EXERCISE AIM: Print the complete set of entries exactly.

INPUT ROWS:
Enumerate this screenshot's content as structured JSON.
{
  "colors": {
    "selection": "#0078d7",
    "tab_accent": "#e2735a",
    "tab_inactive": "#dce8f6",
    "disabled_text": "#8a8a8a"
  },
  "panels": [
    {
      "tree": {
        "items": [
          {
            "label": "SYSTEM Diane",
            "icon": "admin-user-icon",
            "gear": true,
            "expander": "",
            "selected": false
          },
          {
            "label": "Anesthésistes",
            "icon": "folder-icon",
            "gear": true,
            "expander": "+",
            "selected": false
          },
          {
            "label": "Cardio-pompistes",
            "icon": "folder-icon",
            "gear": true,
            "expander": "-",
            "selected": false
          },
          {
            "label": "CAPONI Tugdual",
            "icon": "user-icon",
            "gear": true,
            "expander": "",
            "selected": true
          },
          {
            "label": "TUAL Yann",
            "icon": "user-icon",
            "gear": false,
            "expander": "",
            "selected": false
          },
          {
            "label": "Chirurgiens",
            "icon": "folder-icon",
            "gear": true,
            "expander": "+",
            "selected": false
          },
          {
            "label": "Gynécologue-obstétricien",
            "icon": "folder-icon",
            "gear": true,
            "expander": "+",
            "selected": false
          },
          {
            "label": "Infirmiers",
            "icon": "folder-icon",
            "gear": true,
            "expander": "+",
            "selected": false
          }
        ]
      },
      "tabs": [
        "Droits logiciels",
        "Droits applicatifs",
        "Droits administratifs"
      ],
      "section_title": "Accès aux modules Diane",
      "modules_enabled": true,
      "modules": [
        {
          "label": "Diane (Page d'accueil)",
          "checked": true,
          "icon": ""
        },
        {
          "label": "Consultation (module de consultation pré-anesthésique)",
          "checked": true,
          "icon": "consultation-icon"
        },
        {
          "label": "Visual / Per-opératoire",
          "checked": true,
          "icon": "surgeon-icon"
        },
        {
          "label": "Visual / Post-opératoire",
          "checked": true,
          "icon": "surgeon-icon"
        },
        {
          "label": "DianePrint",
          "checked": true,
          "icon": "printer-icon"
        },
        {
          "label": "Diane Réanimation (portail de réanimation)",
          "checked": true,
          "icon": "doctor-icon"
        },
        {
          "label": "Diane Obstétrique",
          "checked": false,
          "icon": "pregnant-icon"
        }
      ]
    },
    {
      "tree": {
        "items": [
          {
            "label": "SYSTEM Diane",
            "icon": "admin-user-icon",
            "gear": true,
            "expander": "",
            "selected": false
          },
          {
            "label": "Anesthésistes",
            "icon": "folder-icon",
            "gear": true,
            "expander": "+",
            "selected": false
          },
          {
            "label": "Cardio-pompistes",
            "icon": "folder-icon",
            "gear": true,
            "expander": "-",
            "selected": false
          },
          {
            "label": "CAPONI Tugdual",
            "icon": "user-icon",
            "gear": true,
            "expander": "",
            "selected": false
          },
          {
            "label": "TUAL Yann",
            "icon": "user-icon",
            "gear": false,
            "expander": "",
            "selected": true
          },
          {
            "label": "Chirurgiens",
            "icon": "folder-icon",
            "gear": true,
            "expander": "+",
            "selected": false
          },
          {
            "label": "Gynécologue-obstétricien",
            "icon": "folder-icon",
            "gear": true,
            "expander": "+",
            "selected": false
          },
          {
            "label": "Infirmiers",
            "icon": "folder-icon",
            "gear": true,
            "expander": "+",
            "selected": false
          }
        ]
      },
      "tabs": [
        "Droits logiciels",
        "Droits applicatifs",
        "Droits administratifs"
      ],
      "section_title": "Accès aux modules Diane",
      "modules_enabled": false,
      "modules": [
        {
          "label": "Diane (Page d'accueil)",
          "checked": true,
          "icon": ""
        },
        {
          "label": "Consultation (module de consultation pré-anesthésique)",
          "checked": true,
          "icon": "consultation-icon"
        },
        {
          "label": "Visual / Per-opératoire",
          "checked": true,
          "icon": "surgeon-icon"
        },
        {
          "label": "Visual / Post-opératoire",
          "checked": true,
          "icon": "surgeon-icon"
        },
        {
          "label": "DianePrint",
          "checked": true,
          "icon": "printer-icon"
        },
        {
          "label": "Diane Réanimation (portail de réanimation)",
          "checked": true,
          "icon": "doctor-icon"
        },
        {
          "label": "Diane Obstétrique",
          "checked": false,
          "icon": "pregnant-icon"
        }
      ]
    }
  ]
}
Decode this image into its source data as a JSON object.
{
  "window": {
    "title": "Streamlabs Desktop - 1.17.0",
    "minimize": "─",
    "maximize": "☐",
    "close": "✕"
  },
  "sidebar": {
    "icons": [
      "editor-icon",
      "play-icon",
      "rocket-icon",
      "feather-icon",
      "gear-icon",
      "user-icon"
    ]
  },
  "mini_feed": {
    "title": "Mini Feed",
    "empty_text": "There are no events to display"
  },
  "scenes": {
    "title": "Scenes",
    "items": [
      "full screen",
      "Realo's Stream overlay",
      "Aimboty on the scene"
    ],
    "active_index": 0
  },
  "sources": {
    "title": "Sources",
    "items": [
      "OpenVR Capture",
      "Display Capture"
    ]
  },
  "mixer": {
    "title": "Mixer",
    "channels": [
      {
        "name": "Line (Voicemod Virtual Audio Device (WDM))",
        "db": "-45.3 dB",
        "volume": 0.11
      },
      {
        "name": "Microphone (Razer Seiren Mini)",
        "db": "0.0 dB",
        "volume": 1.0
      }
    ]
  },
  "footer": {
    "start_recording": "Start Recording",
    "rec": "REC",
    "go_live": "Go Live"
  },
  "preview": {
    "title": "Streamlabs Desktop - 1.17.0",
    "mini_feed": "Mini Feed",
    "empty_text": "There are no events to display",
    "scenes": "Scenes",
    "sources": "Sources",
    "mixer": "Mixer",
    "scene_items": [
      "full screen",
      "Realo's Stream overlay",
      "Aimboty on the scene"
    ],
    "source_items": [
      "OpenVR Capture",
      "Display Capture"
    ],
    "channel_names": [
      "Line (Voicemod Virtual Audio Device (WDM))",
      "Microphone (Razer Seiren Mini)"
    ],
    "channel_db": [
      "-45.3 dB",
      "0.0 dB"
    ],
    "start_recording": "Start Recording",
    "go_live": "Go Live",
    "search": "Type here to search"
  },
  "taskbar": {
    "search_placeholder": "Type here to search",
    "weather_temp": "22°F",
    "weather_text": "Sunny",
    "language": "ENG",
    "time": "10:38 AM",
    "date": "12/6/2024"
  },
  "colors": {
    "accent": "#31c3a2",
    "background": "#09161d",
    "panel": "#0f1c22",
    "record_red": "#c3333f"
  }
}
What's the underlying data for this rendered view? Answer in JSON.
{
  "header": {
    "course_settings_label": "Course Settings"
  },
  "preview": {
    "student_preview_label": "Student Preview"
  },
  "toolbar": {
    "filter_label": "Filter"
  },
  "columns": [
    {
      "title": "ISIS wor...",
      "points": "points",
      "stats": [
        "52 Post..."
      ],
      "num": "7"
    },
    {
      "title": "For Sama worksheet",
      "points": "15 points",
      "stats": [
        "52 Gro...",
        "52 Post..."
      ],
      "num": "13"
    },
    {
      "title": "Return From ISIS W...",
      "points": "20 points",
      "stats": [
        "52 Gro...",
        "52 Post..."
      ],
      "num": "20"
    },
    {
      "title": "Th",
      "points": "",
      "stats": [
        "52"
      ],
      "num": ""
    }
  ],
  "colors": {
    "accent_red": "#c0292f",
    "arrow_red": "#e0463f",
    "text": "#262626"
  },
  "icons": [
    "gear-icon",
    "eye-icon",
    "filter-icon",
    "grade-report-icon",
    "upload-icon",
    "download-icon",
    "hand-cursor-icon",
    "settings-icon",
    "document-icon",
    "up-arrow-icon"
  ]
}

SOLUTION TO THIS EXERCISE:
Enumerate this screenshot's content as structured JSON.
{
  "colors": {
    "selection": "#0078d7",
    "tab_accent": "#e2735a",
    "tab_inactive": "#dce8f6",
    "disabled_text": "#8a8a8a"
  },
  "panels": [
    {
      "tree": {
        "items": [
          {
            "label": "SYSTEM Diane",
            "icon": "admin-user-icon",
            "gear": true,
            "expander": "",
            "selected": false
          },
          {
            "label": "Anesthésistes",
            "icon": "folder-icon",
            "gear": true,
            "expander": "+",
            "selected": false
          },
          {
            "label": "Cardio-pompistes",
            "icon": "folder-icon",
            "gear": true,
            "expander": "-",
            "selected": false
          },
          {
            "label": "CAPONI Tugdual",
            "icon": "user-icon",
            "gear": true,
            "expander": "",
            "selected": true
          },
          {
            "label": "TUAL Yann",
            "icon": "user-icon",
            "gear": false,
            "expander": "",
            "selected": false
          },
          {
            "label": "Chirurgiens",
            "icon": "folder-icon",
            "gear": true,
            "expander": "+",
            "selected": false
          },
          {
            "label": "Gynécologue-obstétricien",
            "icon": "folder-icon",
            "gear": true,
            "expander": "+",
            "selected": false
          },
          {
            "label": "Infirmiers",
            "icon": "folder-icon",
            "gear": true,
            "expander": "+",
            "selected": false
          }
        ]
      },
      "tabs": [
        "Droits logiciels",
        "Droits applicatifs",
        "Droits administratifs"
      ],
      "section_title": "Accès aux modules Diane",
      "modules_enabled": true,
      "modules": [
        {
          "label": "Diane (Page d'accueil)",
          "checked": true,
          "icon": ""
        },
        {
          "label": "Consultation (module de consultation pré-anesthésique)",
          "checked": true,
          "icon": "consultation-icon"
        },
        {
          "label": "Visual / Per-opératoire",
          "checked": true,
          "icon": "surgeon-icon"
        },
        {
          "label": "Visual / Post-opératoire",
          "checked": true,
          "icon": "surgeon-icon"
        },
        {
          "label": "DianePrint",
          "checked": true,
          "icon": "printer-icon"
        },
        {
          "label": "Diane Réanimation (portail de réanimation)",
          "checked": true,
          "icon": "doctor-icon"
        },
        {
          "label": "Diane Obstétrique",
          "checked": false,
          "icon": "pregnant-icon"
        }
      ]
    },
    {
      "tree": {
        "items": [
          {
            "label": "SYSTEM Diane",
            "icon": "admin-user-icon",
            "gear": true,
            "expander": "",
            "selected": false
          },
          {
            "label": "Anesthésistes",
            "icon": "folder-icon",
            "gear": true,
            "expander": "+",
            "selected": false
          },
          {
            "label": "Cardio-pompistes",
            "icon": "folder-icon",
            "gear": true,
            "expander": "-",
            "selected": false
          },
          {
            "label": "CAPONI Tugdual",
            "icon": "user-icon",
            "gear": true,
            "expander": "",
            "selected": false
          },
          {
            "label": "TUAL Yann",
            "icon": "user-icon",
            "gear": false,
            "expander": "",
            "selected": true
          },
          {
            "label": "Chirurgiens",
            "icon": "folder-icon",
            "gear": true,
            "expander": "+",
            "selected": false
          },
          {
            "label": "Gynécologue-obstétricien",
            "icon": "folder-icon",
            "gear": true,
            "expander": "+",
            "selected": false
          },
          {
            "label": "Infirmiers",
            "icon": "folder-icon",
            "gear": true,
            "expander": "+",
            "selected": false
          }
        ]
      },
      "tabs": [
        "Droits logiciels",
        "Droits applicatifs",
        "Droits administratifs"
      ],
      "section_title": "Accès aux modules Diane",
      "modules_enabled": false,
      "modules": [
        {
          "label": "Diane (Page d'accueil)",
          "checked": true,
          "icon": ""
        },
        {
          "label": "Consultation (module de consultation pré-anesthésique)",
          "checked": true,
          "icon": "consultation-icon"
        },
        {
          "label": "Visual / Per-opératoire",
          "checked": true,
          "icon": "surgeon-icon"
        },
        {
          "label": "Visual / Post-opératoire",
          "checked": true,
          "icon": "surgeon-icon"
        },
        {
          "label": "DianePrint",
          "checked": true,
          "icon": "printer-icon"
        },
        {
          "label": "Diane Réanimation (portail de réanimation)",
          "checked": true,
          "icon": "doctor-icon"
        },
        {
          "label": "Diane Obstétrique",
          "checked": false,
          "icon": "pregnant-icon"
        }
      ]
    }
  ]
}
Decode this image into its source data as a JSON object.
{
  "window": {
    "title": "Streamlabs Desktop - 1.17.0",
    "minimize": "─",
    "maximize": "☐",
    "close": "✕"
  },
  "sidebar": {
    "icons": [
      "editor-icon",
      "play-icon",
      "rocket-icon",
      "feather-icon",
      "gear-icon",
      "user-icon"
    ]
  },
  "mini_feed": {
    "title": "Mini Feed",
    "empty_text": "There are no events to display"
  },
  "scenes": {
    "title": "Scenes",
    "items": [
      "full screen",
      "Realo's Stream overlay",
      "Aimboty on the scene"
    ],
    "active_index": 0
  },
  "sources": {
    "title": "Sources",
    "items": [
      "OpenVR Capture",
      "Display Capture"
    ]
  },
  "mixer": {
    "title": "Mixer",
    "channels": [
      {
        "name": "Line (Voicemod Virtual Audio Device (WDM))",
        "db": "-45.3 dB",
        "volume": 0.11
      },
      {
        "name": "Microphone (Razer Seiren Mini)",
        "db": "0.0 dB",
        "volume": 1.0
      }
    ]
  },
  "footer": {
    "start_recording": "Start Recording",
    "rec": "REC",
    "go_live": "Go Live"
  },
  "preview": {
    "title": "Streamlabs Desktop - 1.17.0",
    "mini_feed": "Mini Feed",
    "empty_text": "There are no events to display",
    "scenes": "Scenes",
    "sources": "Sources",
    "mixer": "Mixer",
    "scene_items": [
      "full screen",
      "Realo's Stream overlay",
      "Aimboty on the scene"
    ],
    "source_items": [
      "OpenVR Capture",
      "Display Capture"
    ],
    "channel_names": [
      "Line (Voicemod Virtual Audio Device (WDM))",
      "Microphone (Razer Seiren Mini)"
    ],
    "channel_db": [
      "-45.3 dB",
      "0.0 dB"
    ],
    "start_recording": "Start Recording",
    "go_live": "Go Live",
    "search": "Type here to search"
  },
  "taskbar": {
    "search_placeholder": "Type here to search",
    "weather_temp": "22°F",
    "weather_text": "Sunny",
    "language": "ENG",
    "time": "10:38 AM",
    "date": "12/6/2024"
  },
  "colors": {
    "accent": "#31c3a2",
    "background": "#09161d",
    "panel": "#0f1c22",
    "record_red": "#c3333f"
  }
}
What's the underlying data for this rendered view? Answer in JSON.
{
  "header": {
    "course_settings_label": "Course Settings"
  },
  "preview": {
    "student_preview_label": "Student Preview"
  },
  "toolbar": {
    "filter_label": "Filter"
  },
  "columns": [
    {
      "title": "ISIS wor...",
      "points": "points",
      "stats": [
        "52 Post..."
      ],
      "num": "7"
    },
    {
      "title": "For Sama worksheet",
      "points": "15 points",
      "stats": [
        "52 Gro...",
        "52 Post..."
      ],
      "num": "13"
    },
    {
      "title": "Return From ISIS W...",
      "points": "20 points",
      "stats": [
        "52 Gro...",
        "52 Post..."
      ],
      "num": "20"
    },
    {
      "title": "Th",
      "points": "",
      "stats": [
        "52"
      ],
      "num": ""
    }
  ],
  "colors": {
    "accent_red": "#c0292f",
    "arrow_red": "#e0463f",
    "text": "#262626"
  },
  "icons": [
    "gear-icon",
    "eye-icon",
    "filter-icon",
    "grade-report-icon",
    "upload-icon",
    "download-icon",
    "hand-cursor-icon",
    "settings-icon",
    "document-icon",
    "up-arrow-icon"
  ]
}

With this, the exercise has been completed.